= Questions =
**a)** In the passage on Portia Simpson's political career, why did JLP candidates end up holding all 60 seats in Gordon House after the December 1983 elections? Answer in one to three sentences.
**b)** Continue the passage on Portia Simpson's political career, starting after its final sentence.

Simpson worked the women’s portfolio with tireless activists such as Beverley Manley, the prime minister’s wife, and shared in the joy of a raft of legislation including the Status of Children’s Act which ended bastardy that affected mostly poor Jamaicans born out of wedlock; Equal Pay for Women; the Maternity Leave with Pay law and the like.
But while the 1970s heralded much social progress, it was a different story on the economy. By the time Manley called elections for October 1980, a year before they were due, the country was reeling. Many in the upper and middle classes, fearing that Manley was veering too close to Communist Cuba, were voting with their feet, most seeking refuge in Miami and Toronto. One graffiti declared: ‘The last one to leave, please turn out the lights!’
The elections would become Jamaica’s bloodiest to date. Police numbers said 800 people were reported killed. Simpson’s Southwest St Andrew took the heaviest casualties. In one case, 11 persons were killed in Majesty Gardens. In another case, seven.
“I buried more people than any other politician that year,” she recounts.
The PNP took its heaviest defeat and saw Edward Seaga’s JLP take power. Simpson was a member of the Opposition, which went into a period of self-searching. But before the retrospection could end, the wily Seaga took advantage of a surge in the public opinion polls and called snap general elections, two years ahead of time in December 1983. Manley skilfully countered with a boycott of the elections and all 60 seats in Gordon House were filled by JLP candidates, creating an untenable situation.
Simpson was forced to endure another six years in the political wilderness where she waited out the time. It was a difficult period that would take every ounce of resilience she had. The PNP was changing out of its Democratic Socialist clothing and into a new free enterprise garb. The transformation was painful and some fell away.
By 1989, the country was again clamouring for the PNP and Michael Manley. It was the dawn of the decade of the 90s and already it was becoming clear that it could not be business as usual, whether in politics or business. When Manley’s office called after the February elections, it was a more sanguine Portia Simpson who picked up the phone.

Stored data entries
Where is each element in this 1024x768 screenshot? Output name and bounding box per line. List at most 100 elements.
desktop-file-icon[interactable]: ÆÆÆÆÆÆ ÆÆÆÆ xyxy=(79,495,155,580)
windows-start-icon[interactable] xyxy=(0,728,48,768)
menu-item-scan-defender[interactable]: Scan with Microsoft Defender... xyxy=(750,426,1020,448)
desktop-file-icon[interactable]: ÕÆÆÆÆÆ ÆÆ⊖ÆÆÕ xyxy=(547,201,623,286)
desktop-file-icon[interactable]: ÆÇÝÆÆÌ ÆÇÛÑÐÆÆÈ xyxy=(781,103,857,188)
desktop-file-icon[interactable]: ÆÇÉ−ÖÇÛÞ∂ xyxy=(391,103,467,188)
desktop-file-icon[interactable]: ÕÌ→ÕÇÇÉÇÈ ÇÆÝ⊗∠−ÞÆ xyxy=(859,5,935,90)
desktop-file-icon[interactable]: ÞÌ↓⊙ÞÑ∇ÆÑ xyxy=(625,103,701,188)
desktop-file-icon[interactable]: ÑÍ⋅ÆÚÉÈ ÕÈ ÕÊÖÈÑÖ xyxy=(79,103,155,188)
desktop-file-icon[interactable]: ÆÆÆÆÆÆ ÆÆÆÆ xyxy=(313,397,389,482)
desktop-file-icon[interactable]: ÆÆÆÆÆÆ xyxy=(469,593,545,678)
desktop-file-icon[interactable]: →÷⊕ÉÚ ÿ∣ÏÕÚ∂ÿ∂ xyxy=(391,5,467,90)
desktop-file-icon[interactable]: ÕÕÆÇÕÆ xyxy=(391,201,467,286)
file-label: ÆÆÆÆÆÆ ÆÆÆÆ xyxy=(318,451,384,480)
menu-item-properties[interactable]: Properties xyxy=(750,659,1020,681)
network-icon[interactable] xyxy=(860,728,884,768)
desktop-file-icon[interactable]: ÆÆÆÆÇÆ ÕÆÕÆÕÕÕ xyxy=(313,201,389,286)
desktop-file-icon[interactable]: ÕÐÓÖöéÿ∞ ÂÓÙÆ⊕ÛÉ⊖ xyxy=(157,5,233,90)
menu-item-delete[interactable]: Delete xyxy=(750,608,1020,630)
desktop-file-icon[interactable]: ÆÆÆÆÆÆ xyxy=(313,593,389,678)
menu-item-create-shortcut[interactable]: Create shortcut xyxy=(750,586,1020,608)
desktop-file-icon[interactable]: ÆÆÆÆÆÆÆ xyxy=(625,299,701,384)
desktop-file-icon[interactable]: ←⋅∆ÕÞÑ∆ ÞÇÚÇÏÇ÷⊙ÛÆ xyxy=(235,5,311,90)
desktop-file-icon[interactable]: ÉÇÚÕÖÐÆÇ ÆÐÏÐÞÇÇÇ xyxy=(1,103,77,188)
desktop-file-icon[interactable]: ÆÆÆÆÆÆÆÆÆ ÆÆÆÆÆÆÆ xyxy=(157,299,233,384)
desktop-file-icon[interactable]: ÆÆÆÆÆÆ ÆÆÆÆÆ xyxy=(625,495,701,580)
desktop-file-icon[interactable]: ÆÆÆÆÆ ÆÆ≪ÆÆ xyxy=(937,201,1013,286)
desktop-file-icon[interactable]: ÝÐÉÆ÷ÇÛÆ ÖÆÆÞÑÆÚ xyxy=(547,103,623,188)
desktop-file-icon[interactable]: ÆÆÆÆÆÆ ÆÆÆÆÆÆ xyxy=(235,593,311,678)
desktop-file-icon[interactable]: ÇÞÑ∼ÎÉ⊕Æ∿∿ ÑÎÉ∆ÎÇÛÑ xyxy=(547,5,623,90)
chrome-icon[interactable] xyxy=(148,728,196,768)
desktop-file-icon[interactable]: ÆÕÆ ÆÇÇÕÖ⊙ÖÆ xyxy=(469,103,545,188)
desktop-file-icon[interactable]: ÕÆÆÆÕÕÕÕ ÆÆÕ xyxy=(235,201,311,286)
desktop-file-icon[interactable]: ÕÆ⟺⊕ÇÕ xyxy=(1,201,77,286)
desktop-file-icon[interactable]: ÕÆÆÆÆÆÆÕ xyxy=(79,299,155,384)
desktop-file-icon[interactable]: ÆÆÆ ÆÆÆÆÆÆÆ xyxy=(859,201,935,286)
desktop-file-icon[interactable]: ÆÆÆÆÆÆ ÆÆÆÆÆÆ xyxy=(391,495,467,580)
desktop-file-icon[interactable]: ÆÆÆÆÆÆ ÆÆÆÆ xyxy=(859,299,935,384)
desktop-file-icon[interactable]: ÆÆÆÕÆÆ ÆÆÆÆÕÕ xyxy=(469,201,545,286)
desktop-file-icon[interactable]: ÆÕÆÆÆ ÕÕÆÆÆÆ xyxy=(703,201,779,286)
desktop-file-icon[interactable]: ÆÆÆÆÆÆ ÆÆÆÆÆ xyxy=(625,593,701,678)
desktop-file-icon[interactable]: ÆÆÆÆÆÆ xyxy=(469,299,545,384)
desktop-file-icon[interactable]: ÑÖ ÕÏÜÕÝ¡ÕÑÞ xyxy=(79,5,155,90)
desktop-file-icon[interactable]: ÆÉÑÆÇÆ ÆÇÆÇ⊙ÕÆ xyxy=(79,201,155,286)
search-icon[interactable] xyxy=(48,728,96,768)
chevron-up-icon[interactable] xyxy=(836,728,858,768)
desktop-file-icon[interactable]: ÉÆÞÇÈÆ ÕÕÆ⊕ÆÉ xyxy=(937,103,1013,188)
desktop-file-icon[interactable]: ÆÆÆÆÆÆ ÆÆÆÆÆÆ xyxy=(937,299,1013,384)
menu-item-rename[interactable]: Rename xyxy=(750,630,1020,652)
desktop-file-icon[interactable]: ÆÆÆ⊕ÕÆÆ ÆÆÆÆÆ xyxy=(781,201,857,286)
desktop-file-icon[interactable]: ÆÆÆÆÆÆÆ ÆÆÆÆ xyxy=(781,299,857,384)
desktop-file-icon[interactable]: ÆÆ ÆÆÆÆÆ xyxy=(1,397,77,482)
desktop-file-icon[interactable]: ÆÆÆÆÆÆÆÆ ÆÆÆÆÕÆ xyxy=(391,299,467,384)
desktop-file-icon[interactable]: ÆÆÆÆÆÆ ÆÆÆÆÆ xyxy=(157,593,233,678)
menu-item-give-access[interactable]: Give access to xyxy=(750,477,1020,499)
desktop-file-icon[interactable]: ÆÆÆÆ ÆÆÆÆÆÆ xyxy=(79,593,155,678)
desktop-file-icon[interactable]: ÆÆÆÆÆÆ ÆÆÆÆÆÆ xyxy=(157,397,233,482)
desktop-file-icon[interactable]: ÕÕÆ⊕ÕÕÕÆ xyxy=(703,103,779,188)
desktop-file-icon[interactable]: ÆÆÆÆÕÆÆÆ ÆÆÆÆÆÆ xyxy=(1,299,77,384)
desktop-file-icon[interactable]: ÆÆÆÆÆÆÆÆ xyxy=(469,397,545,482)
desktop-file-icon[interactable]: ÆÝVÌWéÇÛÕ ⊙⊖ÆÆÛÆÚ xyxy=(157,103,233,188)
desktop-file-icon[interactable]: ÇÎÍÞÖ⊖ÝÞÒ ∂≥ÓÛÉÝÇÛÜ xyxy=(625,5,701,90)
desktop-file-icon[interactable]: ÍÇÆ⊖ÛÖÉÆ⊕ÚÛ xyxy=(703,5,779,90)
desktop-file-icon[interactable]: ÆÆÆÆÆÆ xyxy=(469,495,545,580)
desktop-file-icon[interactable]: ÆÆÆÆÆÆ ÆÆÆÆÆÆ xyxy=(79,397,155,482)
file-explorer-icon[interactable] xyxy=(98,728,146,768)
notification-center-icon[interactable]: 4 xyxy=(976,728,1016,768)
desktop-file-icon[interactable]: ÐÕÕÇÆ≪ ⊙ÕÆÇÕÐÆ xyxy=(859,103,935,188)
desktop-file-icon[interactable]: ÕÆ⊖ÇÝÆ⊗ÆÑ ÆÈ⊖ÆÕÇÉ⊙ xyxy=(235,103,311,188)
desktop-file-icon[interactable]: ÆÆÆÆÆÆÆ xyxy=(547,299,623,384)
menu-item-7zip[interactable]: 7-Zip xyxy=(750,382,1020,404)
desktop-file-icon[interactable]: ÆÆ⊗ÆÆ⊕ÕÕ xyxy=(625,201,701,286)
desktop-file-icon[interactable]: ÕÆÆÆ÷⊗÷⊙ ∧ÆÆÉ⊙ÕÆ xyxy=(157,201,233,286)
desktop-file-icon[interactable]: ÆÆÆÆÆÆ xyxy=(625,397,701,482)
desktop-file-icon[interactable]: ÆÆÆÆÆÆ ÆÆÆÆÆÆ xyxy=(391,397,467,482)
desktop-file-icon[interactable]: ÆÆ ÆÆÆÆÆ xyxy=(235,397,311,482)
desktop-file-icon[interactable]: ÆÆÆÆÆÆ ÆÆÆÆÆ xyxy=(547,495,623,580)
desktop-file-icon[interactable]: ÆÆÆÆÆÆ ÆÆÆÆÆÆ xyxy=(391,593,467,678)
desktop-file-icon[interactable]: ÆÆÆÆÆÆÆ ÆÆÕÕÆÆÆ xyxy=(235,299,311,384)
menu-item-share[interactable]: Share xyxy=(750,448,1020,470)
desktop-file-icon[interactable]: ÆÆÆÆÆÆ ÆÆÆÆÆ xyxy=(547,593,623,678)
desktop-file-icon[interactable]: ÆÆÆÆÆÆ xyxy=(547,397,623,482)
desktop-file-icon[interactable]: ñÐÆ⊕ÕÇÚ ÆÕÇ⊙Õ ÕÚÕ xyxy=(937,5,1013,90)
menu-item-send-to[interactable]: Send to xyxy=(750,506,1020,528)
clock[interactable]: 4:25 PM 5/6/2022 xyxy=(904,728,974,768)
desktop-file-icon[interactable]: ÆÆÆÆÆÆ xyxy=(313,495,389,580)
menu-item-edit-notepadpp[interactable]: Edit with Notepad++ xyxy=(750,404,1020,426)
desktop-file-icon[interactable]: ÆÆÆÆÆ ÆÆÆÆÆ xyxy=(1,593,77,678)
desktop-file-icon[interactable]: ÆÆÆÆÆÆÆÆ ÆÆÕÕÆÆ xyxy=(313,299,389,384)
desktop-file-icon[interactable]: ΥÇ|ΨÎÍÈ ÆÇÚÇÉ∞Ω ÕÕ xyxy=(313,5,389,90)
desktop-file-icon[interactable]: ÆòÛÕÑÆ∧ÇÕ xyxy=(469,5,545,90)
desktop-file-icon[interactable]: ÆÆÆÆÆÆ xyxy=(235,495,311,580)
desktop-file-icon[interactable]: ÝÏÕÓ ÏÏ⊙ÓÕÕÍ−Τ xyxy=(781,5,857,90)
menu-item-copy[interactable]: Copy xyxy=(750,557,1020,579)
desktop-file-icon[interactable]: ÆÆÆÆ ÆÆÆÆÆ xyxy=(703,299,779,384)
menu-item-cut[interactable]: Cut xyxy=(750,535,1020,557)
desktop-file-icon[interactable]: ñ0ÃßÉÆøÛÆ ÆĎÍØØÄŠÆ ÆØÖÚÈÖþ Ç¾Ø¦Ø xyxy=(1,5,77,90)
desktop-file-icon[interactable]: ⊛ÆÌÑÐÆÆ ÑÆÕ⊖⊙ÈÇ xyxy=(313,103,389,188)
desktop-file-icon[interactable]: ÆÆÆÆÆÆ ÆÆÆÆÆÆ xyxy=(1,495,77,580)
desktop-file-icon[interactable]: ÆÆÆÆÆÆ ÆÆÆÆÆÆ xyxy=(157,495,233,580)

= Results of the exercise =
**a)** Edward Seaga used a surge in the polls to call snap general elections two years early. Manley countered with a boycott of those elections, so JLP candidates filled all 60 seats.

**b)**
Manley said he was happy with her performance between 1976 and 1980 and her resoluteness through the barren years out of Parliament from 1980 to 1989. He asked her to go back to the Ministry of Labour, Social Security and Sport. That was what she was hoping for.
Between 1989 and 1992, she worked her portfolios hard. But it was a sad time, too, because her boss, Manley, had grown increasingly ill. It came as no surprise when he announced he was stepping down and handing over the reins as prime minister and party president. Party elections would be held to find the next leader.
What came as an even bigger surprise was when Portia Simpson threw her hat in the ring to face none other than the mighty P J Patterson! The question even admirers asked was ‘has Portia knocked her head? What has she been drinking?’
The roller coaster ride was only now about to begin.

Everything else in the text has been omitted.